■ PROBLEM REQUIREMENTS: Using the listing below, extract each line that has the word "information" in it.

■ INPUT ROWS:

· · · · ·

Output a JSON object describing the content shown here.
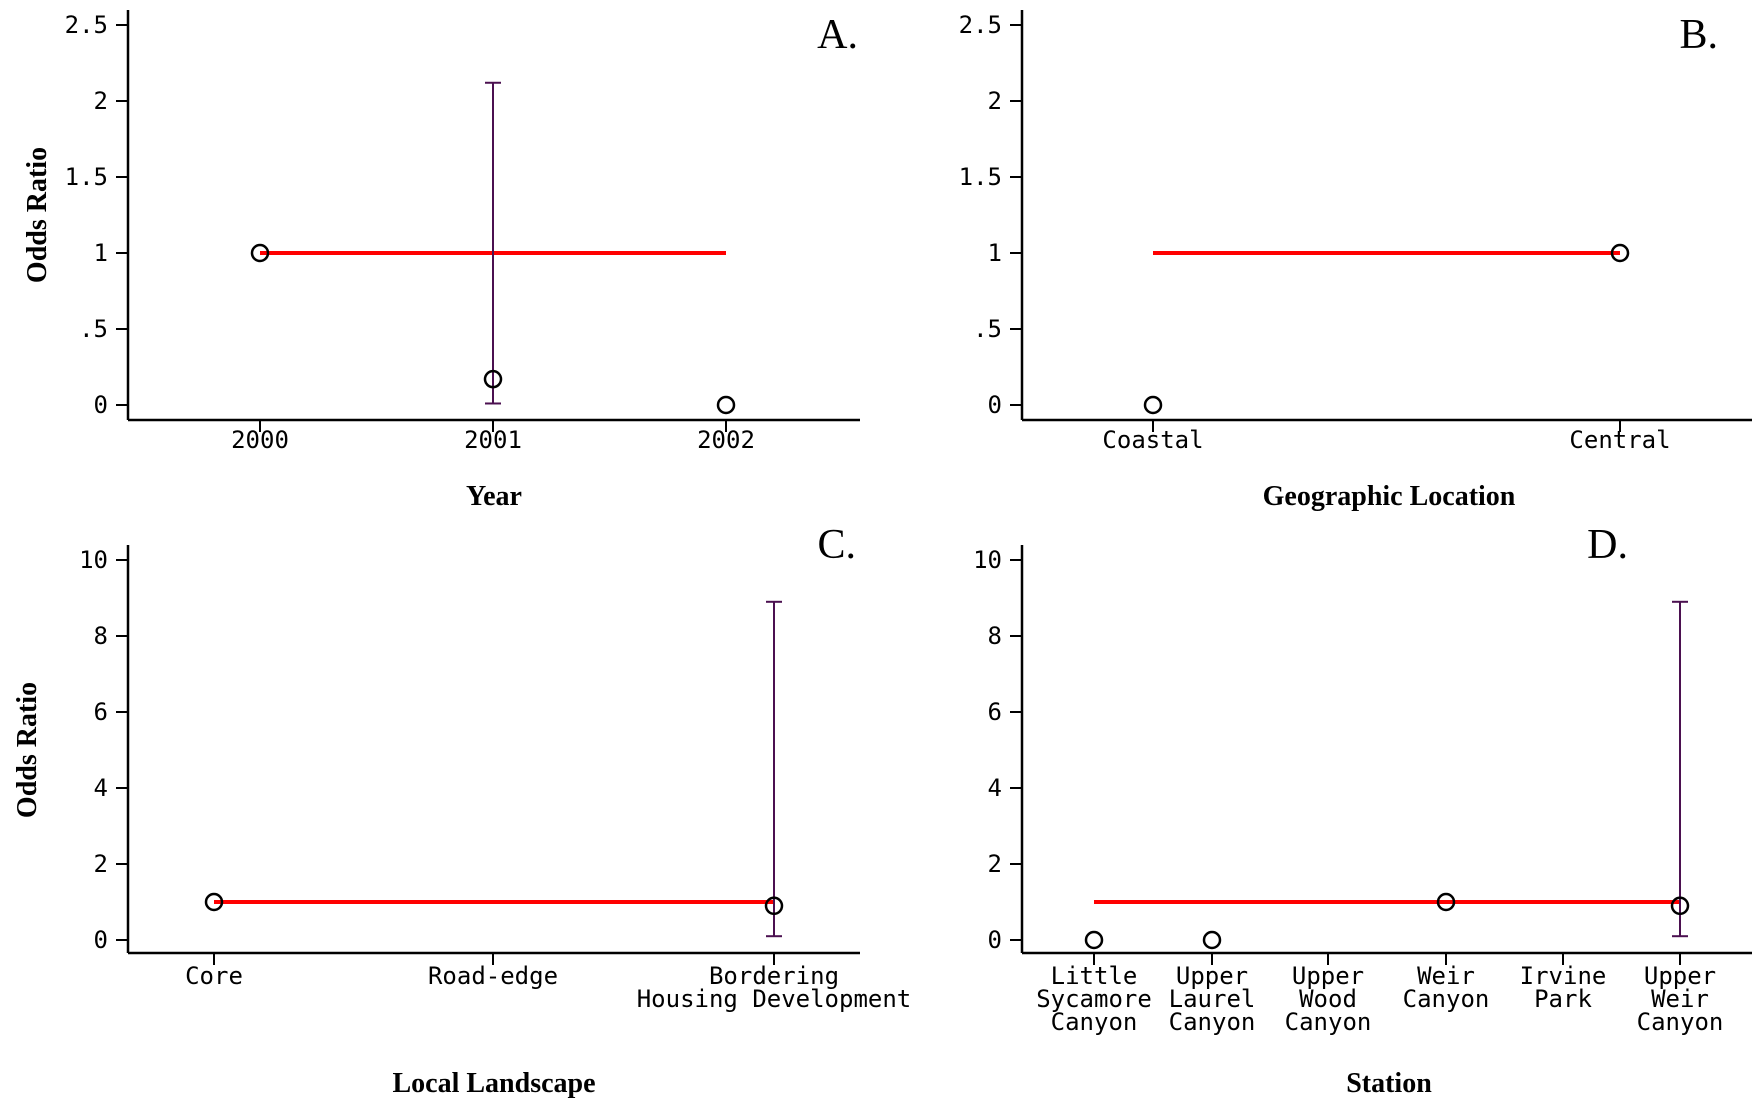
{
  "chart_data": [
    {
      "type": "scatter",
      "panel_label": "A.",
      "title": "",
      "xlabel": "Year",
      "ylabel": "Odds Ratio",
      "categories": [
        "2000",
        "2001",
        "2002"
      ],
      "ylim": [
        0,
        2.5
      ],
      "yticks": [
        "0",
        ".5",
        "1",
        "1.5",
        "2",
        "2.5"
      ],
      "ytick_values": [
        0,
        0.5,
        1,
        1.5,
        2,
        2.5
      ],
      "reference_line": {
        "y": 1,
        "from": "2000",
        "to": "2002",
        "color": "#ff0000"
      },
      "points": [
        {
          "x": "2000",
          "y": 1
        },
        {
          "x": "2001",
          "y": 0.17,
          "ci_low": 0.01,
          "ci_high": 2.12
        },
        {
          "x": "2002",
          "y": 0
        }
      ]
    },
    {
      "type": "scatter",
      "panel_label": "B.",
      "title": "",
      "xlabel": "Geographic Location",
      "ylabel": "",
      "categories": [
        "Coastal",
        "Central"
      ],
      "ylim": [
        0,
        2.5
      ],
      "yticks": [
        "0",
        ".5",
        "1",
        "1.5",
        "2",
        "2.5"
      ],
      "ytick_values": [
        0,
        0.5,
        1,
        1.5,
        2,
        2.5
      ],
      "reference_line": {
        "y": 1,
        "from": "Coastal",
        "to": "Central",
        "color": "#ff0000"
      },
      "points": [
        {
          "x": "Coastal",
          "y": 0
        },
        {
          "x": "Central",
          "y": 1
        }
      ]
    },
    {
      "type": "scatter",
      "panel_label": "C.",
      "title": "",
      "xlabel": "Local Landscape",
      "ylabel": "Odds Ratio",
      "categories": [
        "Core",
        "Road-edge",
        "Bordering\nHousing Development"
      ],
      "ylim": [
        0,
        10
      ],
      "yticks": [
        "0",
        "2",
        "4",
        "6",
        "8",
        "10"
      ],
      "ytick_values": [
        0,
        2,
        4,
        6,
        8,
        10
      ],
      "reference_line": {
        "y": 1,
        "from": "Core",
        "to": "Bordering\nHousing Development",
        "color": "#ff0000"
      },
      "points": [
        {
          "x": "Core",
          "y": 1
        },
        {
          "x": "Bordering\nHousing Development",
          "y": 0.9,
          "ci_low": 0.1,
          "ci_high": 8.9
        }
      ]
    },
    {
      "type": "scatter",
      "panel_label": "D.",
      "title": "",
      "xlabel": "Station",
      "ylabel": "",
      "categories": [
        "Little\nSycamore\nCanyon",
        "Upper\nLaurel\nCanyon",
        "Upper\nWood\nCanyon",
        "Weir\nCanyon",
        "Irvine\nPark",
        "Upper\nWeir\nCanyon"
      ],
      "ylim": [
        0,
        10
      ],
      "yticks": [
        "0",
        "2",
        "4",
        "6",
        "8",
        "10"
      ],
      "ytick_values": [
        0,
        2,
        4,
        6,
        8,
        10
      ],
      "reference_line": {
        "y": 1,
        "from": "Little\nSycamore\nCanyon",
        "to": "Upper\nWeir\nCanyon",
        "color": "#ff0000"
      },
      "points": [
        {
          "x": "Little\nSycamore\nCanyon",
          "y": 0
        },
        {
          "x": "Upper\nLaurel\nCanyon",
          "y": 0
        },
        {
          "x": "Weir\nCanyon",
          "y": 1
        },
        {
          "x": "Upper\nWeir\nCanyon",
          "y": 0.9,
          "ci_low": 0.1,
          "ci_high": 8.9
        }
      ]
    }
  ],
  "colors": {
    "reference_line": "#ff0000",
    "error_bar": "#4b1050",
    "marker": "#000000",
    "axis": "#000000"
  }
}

· · · · ·

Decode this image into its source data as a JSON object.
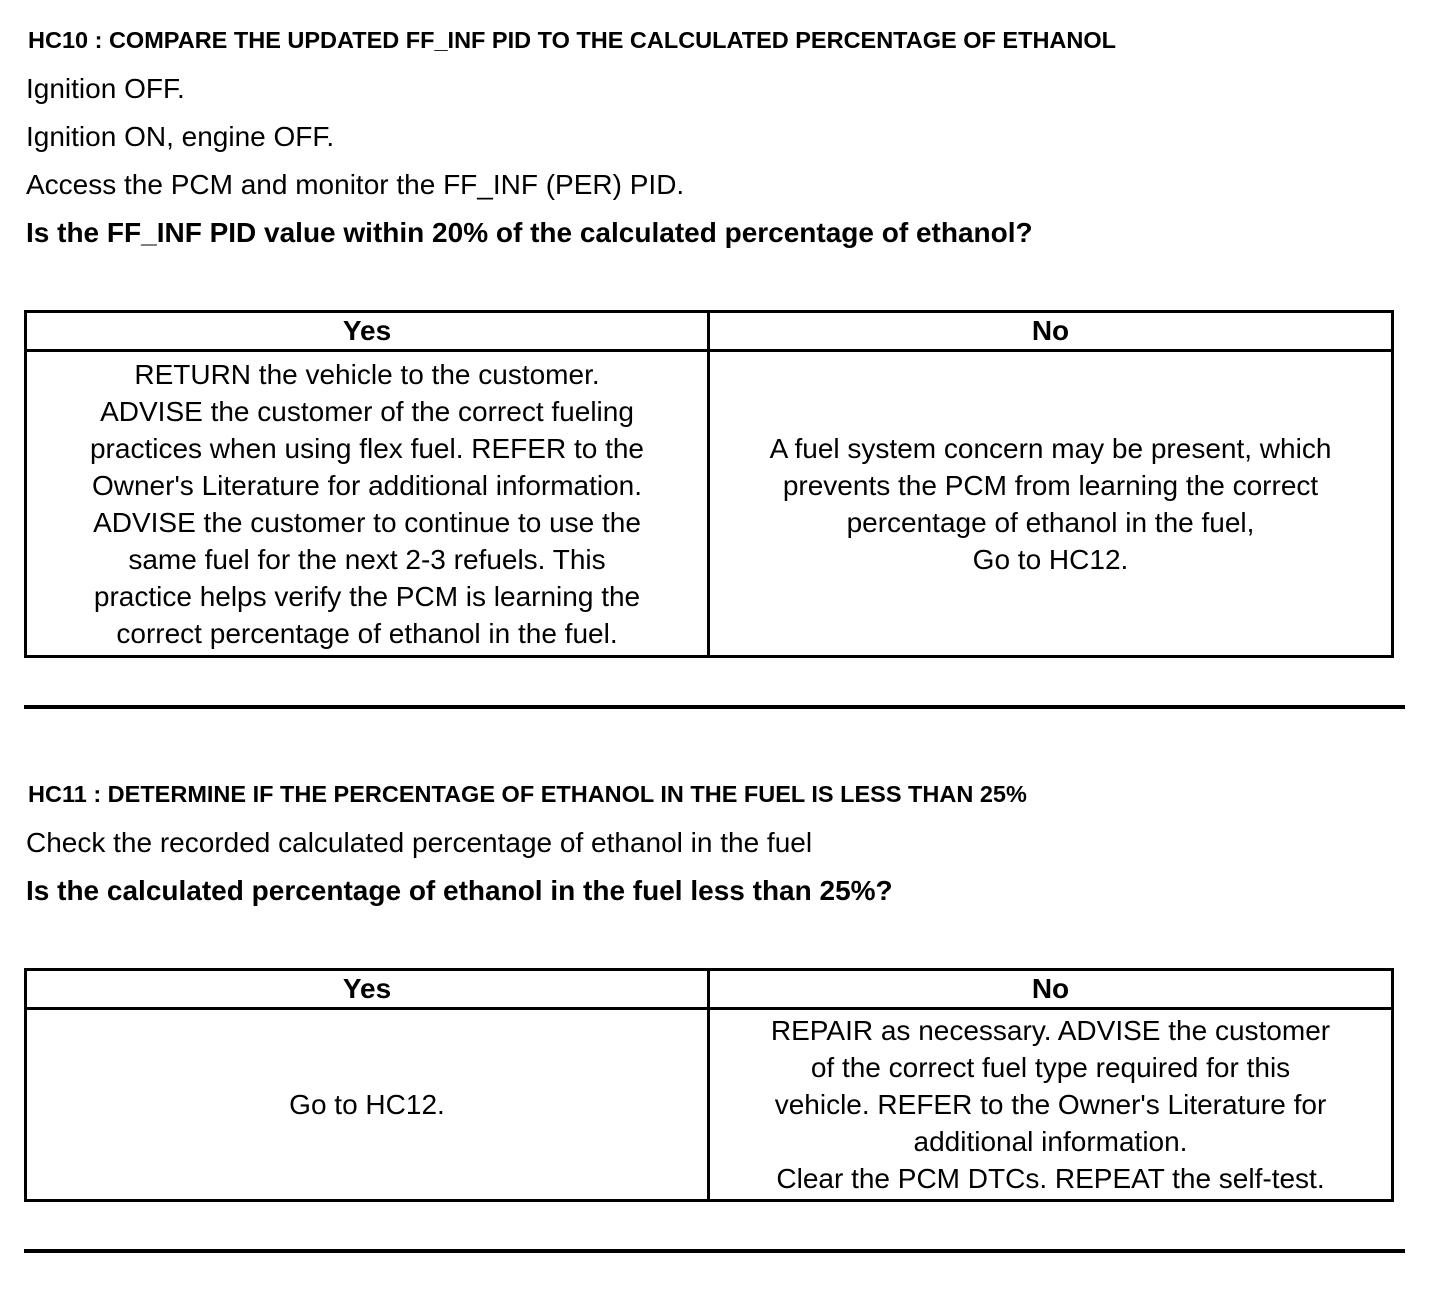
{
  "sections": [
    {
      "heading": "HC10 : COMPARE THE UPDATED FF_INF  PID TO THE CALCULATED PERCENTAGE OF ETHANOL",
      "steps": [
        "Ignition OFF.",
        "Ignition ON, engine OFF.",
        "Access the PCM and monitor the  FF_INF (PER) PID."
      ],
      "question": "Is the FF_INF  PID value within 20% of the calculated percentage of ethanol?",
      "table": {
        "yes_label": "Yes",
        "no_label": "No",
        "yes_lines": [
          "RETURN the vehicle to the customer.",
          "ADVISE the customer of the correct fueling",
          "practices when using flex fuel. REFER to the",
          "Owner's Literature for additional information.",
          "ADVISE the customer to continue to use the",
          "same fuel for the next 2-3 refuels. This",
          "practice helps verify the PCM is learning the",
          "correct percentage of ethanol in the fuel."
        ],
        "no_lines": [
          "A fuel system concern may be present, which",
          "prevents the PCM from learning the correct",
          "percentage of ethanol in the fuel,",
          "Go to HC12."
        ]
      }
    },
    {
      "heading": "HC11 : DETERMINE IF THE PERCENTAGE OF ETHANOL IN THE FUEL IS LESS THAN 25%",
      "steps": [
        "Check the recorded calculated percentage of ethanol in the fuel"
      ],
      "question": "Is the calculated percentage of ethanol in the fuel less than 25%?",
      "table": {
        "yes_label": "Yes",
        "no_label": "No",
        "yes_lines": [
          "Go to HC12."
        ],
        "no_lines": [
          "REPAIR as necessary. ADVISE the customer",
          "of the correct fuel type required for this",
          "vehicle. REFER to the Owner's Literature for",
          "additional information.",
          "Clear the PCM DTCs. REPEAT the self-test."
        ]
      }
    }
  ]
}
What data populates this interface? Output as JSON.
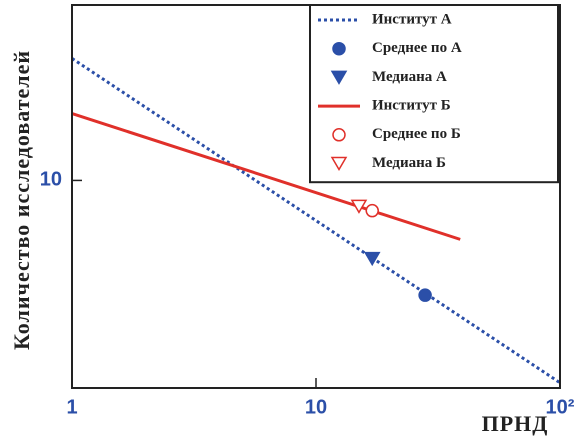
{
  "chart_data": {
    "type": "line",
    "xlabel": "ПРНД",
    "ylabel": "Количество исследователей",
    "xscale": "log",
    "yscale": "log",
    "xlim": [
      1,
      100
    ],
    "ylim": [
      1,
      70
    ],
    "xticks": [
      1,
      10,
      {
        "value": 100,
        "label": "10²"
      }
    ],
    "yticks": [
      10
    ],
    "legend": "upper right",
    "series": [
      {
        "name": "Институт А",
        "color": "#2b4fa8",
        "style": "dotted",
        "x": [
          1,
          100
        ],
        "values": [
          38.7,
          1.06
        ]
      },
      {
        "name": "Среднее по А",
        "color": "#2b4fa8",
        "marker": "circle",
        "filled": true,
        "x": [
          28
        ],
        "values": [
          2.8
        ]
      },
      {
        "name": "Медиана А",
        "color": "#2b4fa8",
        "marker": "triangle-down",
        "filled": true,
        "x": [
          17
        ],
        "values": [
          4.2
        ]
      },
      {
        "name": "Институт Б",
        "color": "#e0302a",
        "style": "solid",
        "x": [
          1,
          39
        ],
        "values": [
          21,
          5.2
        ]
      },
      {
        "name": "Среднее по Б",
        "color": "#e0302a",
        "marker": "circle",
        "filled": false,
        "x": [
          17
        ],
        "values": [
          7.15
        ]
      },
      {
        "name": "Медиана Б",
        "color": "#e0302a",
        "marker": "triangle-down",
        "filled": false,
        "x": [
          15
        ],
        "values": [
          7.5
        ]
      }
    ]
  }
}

· · · · ·

■ RESPONSE TO THE TASK:
          "Owner's Literature for additional information.",
          "additional information.",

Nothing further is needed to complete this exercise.